→ **EXERCISE**:
Extract all lines that hold "mono" from the records below.

-- start of RECORD EXTRACTS --

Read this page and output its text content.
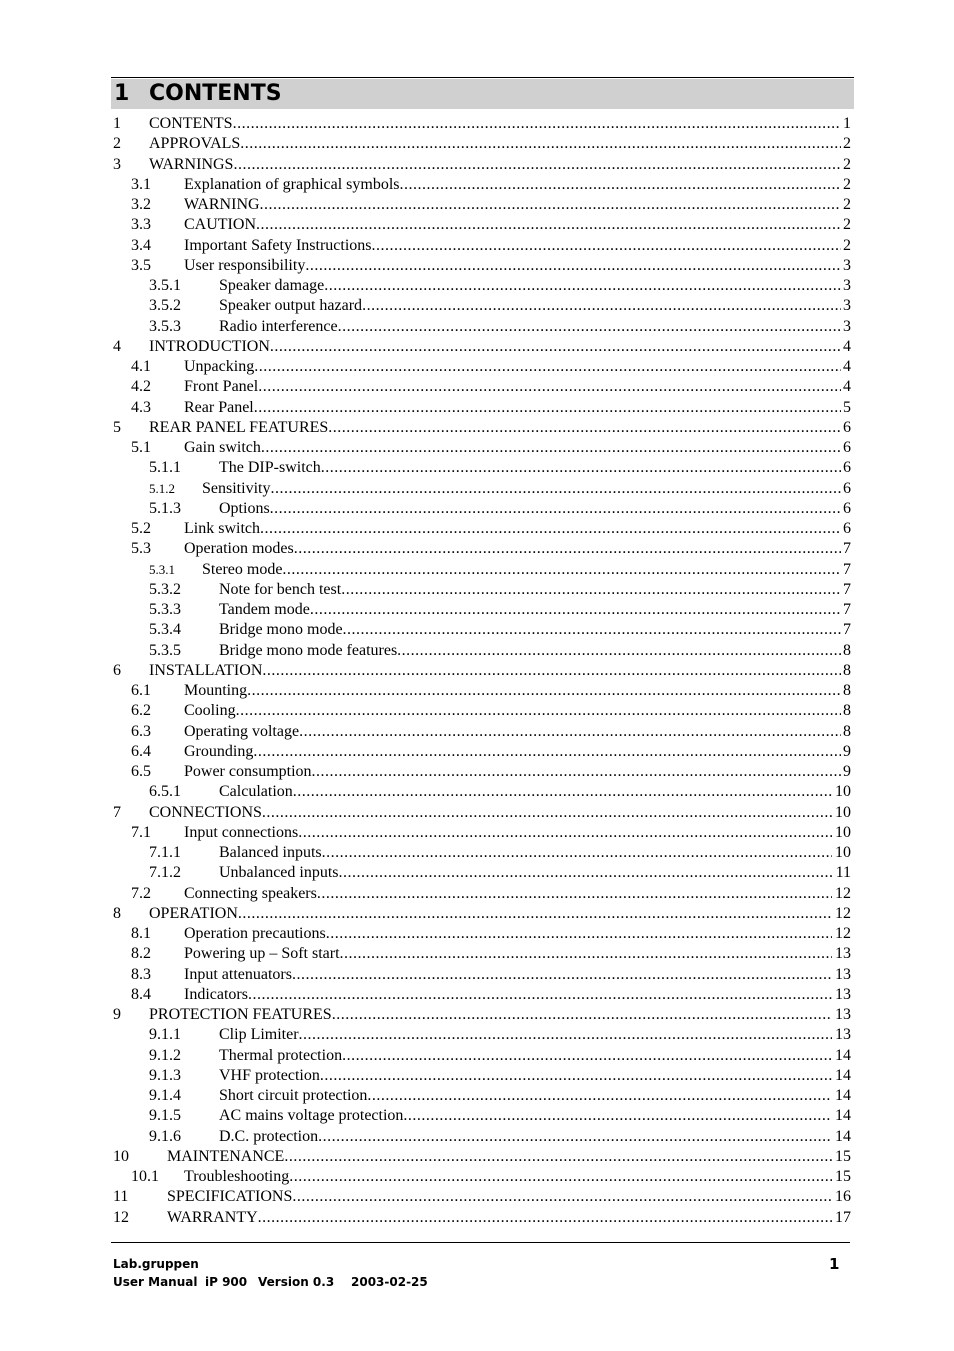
1 CONTENTS
1 CONTENTS .....	1
2 APPROVALS .....	2
3 WARNINGS .....	2
3.1 Explanation of graphical symbols .....	2
3.2 WARNING .....	2
3.3 CAUTION .....	2
3.4 Important Safety Instructions .....	2
3.5 User responsibility .....	3
3.5.1 Speaker damage .....	3
3.5.2 Speaker output hazard .....	3
3.5.3 Radio interference .....	3
4 INTRODUCTION .....	4
4.1 Unpacking .....	4
4.2 Front Panel .....	4
4.3 Rear Panel .....	5
5 REAR PANEL FEATURES .....	6
5.1 Gain switch .....	6
5.1.1 The DIP-switch .....	6
5.1.2 Sensitivity .....	6
5.1.3 Options .....	6
5.2 Link switch .....	6
5.3 Operation modes .....	7
5.3.1 Stereo mode .....	7
5.3.2 Note for bench test .....	7
5.3.3 Tandem mode .....	7
5.3.4 Bridge mono mode .....	7
5.3.5 Bridge mono mode features .....	8
6 INSTALLATION .....	8
6.1 Mounting .....	8
6.2 Cooling .....	8
6.3 Operating voltage .....	8
6.4 Grounding .....	9
6.5 Power consumption .....	9
6.5.1 Calculation .....	10
7 CONNECTIONS .....	10
7.1 Input connections .....	10
7.1.1 Balanced inputs .....	10
7.1.2 Unbalanced inputs .....	11
7.2 Connecting speakers .....	12
8 OPERATION .....	12
8.1 Operation precautions .....	12
8.2 Powering up – Soft start .....	13
8.3 Input attenuators .....	13
8.4 Indicators .....	13
9 PROTECTION FEATURES .....	13
9.1.1 Clip Limiter .....	13
9.1.2 Thermal protection .....	14
9.1.3 VHF protection .....	14
9.1.4 Short circuit protection .....	14
9.1.5 AC mains voltage protection .....	14
9.1.6 D.C. protection .....	14
10 MAINTENANCE .....	15
10.1 Troubleshooting .....	15
11 SPECIFICATIONS .....	16
12 WARRANTY .....	17
Lab.gruppen
User Manual iP 900 Version 0.3 2003-02-25
1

-- end of RECORD EXTRACTS --

→ **SOLUTION TO THE EXERCISE**:
5.3.4 Bridge mono mode .....	7
5.3.5 Bridge mono mode features .....	8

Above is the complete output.